§ **Do this**
Every line with the word "three" in it should be extracted from the data that follows.

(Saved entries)
>>>>>

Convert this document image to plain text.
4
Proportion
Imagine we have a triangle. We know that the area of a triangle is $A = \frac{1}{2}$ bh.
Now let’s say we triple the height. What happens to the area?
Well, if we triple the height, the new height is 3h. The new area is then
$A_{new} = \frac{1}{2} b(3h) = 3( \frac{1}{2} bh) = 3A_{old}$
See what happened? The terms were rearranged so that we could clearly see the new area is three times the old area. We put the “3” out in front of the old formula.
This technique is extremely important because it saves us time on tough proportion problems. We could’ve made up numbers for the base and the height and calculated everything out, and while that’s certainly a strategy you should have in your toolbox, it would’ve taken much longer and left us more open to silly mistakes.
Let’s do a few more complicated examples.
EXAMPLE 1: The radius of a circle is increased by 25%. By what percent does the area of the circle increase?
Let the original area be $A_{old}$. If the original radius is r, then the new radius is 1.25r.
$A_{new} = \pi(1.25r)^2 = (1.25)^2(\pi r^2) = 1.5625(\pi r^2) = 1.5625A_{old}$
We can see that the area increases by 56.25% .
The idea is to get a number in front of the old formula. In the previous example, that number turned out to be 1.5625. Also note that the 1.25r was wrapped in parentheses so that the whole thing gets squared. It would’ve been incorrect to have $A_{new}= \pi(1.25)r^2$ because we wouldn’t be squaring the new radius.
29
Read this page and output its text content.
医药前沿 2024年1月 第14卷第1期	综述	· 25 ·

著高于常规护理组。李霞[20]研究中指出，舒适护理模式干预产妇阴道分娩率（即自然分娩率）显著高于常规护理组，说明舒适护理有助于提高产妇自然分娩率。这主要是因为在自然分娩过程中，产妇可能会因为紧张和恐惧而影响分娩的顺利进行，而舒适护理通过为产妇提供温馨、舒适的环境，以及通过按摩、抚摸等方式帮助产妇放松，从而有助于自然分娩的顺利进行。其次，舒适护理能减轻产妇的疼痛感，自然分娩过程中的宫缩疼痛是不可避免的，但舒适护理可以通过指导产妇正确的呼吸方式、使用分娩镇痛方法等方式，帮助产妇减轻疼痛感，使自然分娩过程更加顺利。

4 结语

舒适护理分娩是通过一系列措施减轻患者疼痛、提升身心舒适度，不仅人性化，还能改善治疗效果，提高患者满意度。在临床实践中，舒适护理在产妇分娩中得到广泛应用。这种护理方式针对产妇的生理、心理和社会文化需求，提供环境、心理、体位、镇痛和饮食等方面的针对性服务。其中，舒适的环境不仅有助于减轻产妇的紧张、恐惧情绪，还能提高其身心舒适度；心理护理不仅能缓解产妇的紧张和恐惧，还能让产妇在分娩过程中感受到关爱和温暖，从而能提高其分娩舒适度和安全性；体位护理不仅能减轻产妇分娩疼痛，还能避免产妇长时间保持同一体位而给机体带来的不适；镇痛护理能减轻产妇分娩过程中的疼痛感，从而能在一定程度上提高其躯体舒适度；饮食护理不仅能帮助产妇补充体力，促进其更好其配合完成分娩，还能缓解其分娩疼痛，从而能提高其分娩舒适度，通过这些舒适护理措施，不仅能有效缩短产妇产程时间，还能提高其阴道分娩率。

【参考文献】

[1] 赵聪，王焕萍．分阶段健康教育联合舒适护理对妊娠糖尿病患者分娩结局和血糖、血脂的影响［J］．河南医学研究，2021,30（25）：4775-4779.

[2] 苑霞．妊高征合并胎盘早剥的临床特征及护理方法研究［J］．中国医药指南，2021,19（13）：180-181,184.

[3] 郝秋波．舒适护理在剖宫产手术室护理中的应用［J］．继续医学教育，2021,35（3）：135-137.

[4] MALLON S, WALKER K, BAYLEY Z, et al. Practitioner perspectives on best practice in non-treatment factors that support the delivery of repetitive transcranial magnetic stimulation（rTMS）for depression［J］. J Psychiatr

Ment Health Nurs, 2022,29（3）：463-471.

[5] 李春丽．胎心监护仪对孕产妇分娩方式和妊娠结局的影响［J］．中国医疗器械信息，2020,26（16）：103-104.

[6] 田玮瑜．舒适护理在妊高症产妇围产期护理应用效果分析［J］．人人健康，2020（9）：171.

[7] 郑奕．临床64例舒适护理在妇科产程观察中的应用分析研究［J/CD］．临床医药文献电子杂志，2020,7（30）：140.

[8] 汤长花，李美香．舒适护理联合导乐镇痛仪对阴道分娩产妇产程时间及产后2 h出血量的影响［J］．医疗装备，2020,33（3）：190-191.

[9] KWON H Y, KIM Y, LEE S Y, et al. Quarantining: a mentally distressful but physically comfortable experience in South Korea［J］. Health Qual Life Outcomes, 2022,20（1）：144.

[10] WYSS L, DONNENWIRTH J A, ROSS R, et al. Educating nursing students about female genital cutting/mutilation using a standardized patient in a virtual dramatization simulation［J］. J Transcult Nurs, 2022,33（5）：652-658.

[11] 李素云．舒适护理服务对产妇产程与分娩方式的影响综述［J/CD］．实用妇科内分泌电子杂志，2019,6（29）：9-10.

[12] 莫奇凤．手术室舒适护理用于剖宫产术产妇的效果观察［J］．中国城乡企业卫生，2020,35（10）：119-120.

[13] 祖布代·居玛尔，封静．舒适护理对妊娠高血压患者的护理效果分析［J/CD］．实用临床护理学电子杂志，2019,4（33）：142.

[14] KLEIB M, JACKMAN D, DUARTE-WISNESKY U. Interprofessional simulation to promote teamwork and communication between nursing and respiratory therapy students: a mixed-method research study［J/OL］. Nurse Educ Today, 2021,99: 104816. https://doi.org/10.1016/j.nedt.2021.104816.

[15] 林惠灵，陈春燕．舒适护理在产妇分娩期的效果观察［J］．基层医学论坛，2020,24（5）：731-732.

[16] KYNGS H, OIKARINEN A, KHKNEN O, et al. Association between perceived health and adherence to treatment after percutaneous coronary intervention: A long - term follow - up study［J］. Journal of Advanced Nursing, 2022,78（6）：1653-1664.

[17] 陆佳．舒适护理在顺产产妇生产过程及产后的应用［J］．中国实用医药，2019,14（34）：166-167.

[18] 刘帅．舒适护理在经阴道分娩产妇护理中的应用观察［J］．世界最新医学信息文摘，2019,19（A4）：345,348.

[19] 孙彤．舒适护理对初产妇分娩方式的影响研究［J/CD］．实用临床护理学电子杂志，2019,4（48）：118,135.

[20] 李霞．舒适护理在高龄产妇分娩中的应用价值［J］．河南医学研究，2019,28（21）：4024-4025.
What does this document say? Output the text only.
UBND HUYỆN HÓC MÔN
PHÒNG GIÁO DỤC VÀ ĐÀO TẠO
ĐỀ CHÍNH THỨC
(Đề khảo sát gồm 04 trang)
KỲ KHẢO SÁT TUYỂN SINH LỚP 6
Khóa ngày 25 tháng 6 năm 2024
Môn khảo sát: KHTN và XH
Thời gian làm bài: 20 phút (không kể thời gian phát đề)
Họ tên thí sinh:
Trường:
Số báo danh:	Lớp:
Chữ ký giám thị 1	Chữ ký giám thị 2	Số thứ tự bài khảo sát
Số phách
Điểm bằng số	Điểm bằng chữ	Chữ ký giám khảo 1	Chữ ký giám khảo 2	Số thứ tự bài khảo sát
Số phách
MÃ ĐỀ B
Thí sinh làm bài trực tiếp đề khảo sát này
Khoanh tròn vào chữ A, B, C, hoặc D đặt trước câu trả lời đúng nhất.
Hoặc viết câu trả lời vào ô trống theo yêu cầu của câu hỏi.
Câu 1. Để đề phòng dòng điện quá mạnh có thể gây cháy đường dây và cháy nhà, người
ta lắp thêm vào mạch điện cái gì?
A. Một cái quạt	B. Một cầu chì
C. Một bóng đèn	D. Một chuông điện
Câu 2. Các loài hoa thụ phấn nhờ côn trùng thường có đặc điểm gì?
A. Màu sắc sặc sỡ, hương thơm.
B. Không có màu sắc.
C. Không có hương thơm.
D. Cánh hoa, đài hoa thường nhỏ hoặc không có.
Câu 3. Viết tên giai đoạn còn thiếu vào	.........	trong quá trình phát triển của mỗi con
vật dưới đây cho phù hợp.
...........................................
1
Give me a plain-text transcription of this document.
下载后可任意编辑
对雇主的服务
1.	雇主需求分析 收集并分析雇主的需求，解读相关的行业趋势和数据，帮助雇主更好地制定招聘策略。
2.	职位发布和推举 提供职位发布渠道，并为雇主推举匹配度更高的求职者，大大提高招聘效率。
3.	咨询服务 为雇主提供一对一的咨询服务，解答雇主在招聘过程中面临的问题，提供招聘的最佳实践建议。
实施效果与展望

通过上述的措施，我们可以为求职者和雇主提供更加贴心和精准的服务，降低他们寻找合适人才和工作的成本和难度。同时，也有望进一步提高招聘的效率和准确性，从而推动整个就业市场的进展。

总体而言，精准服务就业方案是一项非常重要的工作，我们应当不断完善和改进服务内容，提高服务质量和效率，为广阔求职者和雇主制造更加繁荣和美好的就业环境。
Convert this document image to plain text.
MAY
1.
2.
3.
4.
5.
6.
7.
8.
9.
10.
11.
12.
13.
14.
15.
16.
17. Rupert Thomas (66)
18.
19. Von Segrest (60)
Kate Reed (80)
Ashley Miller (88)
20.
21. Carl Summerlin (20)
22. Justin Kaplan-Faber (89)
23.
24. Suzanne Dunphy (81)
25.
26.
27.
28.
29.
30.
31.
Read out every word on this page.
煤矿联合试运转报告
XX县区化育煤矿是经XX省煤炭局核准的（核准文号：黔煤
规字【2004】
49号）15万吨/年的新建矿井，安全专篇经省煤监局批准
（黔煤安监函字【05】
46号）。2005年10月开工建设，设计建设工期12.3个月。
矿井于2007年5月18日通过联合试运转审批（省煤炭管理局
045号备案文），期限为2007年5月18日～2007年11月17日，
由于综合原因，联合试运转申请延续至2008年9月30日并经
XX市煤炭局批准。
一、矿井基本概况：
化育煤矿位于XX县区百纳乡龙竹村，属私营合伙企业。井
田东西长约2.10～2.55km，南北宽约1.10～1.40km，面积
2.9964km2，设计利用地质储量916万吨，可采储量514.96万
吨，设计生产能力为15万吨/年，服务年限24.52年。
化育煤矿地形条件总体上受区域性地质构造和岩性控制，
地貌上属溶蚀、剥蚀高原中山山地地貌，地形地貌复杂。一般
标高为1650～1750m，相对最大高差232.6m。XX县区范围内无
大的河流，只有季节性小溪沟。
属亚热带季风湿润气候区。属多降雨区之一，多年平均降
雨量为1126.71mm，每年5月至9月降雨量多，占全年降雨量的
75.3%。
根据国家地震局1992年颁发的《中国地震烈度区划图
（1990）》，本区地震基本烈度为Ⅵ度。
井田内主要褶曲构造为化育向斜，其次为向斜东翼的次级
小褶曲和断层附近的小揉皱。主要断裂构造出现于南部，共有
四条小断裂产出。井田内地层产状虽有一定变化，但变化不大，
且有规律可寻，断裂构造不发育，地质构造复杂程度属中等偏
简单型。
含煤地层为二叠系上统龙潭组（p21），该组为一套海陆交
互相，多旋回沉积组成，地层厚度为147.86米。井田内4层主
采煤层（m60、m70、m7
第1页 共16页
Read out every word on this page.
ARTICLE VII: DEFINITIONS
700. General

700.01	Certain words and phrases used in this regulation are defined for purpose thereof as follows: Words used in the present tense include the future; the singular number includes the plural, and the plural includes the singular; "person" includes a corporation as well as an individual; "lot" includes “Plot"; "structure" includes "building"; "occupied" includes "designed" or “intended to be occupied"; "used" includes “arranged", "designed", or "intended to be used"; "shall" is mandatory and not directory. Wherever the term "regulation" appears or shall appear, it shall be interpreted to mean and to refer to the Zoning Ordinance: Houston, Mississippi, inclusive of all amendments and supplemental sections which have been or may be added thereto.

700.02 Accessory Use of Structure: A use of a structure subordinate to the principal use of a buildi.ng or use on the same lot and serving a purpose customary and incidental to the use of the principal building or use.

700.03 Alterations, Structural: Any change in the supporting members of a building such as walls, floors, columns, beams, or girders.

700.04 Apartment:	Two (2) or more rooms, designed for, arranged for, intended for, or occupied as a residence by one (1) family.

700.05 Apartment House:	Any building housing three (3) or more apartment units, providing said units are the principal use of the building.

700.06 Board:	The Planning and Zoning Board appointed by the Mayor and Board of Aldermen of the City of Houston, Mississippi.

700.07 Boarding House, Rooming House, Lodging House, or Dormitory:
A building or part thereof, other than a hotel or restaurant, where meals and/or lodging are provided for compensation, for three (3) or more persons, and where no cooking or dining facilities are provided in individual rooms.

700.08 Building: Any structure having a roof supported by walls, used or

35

<<<<<

§ **Answer to the task**
See what happened? The terms were rearranged so that we could clearly see the new area is three times the old area. We put the “3” out in front of the old formula.
700.05 Apartment House:	Any building housing three (3) or more apartment units, providing said units are the principal use of the building.
A building or part thereof, other than a hotel or restaurant, where meals and/or lodging are provided for compensation, for three (3) or more persons, and where no cooking or dining facilities are provided in individual rooms.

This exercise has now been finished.